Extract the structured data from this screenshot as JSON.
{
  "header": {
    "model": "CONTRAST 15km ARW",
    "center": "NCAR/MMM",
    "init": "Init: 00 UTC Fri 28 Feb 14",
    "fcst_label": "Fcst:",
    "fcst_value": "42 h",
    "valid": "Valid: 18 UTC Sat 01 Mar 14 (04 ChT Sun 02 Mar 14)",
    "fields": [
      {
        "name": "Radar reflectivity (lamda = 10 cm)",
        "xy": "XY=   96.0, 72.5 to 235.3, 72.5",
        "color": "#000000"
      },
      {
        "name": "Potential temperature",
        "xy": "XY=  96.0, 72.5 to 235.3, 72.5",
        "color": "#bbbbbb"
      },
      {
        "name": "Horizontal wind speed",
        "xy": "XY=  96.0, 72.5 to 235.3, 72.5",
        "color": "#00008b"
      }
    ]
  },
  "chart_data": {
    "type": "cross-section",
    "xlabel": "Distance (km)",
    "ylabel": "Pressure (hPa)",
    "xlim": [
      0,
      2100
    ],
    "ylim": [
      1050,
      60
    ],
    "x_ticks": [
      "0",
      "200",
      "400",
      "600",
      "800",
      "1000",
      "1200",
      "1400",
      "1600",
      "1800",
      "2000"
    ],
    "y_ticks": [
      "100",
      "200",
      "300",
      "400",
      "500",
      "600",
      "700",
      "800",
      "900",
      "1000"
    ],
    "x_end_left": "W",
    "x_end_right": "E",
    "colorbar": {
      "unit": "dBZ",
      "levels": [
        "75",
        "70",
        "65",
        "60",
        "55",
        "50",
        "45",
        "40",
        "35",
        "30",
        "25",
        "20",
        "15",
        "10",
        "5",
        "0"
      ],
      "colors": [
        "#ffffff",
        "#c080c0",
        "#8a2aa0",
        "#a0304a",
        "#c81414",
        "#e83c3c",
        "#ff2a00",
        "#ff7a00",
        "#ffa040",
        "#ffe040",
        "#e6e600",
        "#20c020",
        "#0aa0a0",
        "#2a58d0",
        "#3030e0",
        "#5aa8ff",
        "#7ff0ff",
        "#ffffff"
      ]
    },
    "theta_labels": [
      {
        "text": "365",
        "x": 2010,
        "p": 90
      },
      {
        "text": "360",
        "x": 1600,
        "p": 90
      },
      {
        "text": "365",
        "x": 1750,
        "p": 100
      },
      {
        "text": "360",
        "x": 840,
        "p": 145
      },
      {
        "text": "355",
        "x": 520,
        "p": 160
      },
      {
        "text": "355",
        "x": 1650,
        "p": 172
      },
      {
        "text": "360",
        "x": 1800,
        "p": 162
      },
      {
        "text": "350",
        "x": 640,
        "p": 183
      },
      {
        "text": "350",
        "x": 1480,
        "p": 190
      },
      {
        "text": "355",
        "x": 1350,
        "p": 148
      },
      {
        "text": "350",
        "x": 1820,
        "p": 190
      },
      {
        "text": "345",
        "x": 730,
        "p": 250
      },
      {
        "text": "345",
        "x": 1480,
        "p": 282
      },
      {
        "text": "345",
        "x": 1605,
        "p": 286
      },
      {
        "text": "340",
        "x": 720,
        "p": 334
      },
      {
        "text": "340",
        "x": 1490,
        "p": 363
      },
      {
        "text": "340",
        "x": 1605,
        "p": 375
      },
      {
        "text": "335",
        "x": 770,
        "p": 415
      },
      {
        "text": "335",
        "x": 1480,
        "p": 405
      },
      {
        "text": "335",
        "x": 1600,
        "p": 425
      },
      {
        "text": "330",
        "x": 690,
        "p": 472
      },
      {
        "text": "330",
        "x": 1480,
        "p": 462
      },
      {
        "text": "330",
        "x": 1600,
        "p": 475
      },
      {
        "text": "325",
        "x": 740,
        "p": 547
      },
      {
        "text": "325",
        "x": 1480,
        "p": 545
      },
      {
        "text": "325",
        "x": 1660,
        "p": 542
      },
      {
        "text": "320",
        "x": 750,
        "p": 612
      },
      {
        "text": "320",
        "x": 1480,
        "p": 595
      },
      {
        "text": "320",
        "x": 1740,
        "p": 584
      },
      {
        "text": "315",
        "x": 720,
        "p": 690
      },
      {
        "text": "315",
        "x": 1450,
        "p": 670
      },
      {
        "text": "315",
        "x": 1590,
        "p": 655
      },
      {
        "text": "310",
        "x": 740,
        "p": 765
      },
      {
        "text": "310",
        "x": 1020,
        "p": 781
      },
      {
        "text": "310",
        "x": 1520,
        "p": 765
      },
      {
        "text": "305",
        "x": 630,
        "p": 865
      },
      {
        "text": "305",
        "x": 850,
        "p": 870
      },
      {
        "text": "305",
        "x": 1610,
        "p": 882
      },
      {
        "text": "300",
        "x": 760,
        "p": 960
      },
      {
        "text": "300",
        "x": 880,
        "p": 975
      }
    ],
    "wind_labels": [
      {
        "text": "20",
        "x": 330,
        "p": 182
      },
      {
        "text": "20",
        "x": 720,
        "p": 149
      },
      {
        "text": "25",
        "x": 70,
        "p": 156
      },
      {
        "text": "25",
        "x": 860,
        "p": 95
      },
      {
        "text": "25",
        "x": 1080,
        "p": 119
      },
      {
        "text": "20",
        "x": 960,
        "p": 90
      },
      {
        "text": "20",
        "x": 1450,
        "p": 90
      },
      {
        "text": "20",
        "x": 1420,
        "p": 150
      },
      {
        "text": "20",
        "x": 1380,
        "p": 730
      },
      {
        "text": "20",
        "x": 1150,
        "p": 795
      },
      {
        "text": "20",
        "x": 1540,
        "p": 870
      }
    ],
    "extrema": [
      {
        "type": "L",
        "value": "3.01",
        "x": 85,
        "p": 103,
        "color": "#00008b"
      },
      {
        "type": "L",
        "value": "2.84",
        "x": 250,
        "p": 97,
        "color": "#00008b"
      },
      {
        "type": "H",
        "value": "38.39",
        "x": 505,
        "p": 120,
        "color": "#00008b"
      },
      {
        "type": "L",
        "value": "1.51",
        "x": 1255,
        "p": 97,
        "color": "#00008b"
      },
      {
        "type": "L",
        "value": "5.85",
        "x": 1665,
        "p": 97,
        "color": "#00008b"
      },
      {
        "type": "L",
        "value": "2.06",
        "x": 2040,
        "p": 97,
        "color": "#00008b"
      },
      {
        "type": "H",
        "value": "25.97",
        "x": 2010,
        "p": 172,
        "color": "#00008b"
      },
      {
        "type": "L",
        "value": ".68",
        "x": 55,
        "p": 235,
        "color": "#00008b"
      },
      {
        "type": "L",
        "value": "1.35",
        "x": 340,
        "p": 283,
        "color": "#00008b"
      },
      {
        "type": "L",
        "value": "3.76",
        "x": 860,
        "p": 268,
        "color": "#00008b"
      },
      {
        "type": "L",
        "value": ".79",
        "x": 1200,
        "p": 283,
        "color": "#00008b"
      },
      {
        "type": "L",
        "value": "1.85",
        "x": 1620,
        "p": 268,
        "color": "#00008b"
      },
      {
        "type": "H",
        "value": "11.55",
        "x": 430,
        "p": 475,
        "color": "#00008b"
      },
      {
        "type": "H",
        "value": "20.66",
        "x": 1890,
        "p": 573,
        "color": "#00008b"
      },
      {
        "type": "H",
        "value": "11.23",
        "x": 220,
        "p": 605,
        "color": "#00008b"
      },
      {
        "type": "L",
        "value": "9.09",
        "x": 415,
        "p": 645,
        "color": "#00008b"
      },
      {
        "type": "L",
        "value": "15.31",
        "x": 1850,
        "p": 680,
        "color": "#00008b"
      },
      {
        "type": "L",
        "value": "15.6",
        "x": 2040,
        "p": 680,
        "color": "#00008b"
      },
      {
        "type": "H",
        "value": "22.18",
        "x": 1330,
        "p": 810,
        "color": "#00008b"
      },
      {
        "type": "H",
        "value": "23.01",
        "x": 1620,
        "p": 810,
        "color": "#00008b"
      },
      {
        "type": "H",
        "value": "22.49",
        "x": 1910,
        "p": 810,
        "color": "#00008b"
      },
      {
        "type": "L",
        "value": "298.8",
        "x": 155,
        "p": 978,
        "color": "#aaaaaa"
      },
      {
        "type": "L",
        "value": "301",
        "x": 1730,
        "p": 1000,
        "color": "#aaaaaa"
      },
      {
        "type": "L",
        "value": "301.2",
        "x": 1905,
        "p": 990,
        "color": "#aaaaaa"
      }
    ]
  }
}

------------------------------------

> **Goal of the exercise**
Filter the records above for lines containing the word "name", and copy those lines.

> **Written solution**
        "name": "Radar reflectivity (lamda = 10 cm)",
        "name": "Potential temperature",
        "name": "Horizontal wind speed",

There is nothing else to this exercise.